__Dataset extract__.

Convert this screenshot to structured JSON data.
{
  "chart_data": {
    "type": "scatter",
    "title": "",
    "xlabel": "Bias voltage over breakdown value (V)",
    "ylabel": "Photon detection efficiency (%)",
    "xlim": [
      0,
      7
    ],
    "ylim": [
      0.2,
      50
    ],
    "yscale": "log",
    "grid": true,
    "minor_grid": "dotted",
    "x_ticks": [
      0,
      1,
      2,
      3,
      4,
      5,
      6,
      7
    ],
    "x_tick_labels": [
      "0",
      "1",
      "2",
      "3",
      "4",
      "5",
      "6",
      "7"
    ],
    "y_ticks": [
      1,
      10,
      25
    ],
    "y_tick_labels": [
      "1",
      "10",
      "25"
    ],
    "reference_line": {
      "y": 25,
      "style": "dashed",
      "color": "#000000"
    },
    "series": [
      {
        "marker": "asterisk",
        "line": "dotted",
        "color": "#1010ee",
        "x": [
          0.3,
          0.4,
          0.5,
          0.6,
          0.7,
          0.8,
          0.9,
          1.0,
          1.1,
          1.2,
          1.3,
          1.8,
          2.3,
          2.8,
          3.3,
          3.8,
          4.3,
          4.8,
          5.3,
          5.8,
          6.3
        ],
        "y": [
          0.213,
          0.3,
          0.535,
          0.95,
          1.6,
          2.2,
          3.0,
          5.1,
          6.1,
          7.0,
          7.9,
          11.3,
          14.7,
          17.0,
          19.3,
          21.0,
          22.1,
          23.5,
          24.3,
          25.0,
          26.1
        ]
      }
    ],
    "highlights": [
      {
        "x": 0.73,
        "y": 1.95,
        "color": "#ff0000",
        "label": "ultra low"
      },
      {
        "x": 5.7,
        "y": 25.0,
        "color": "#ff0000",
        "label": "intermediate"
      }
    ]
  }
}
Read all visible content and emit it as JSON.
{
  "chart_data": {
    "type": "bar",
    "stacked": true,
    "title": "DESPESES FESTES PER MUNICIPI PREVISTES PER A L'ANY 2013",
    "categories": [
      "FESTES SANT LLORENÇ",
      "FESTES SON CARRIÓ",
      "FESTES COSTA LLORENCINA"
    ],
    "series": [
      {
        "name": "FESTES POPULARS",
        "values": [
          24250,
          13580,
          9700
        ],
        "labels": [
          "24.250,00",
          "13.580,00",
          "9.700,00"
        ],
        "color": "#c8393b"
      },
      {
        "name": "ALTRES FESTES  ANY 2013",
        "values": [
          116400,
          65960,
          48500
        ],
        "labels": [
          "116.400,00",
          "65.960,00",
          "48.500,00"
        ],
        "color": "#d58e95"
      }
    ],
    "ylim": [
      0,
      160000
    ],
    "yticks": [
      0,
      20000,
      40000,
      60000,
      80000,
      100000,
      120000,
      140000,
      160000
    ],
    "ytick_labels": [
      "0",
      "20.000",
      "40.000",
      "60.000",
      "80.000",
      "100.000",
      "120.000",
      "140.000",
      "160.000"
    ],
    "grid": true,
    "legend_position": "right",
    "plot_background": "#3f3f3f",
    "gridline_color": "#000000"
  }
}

__Task description__.
Scan the lines for the string "title". Copy out each line that matches.

__Reply__.
    "title": "",
    "title": "DESPESES FESTES PER MUNICIPI PREVISTES PER A L'ANY 2013",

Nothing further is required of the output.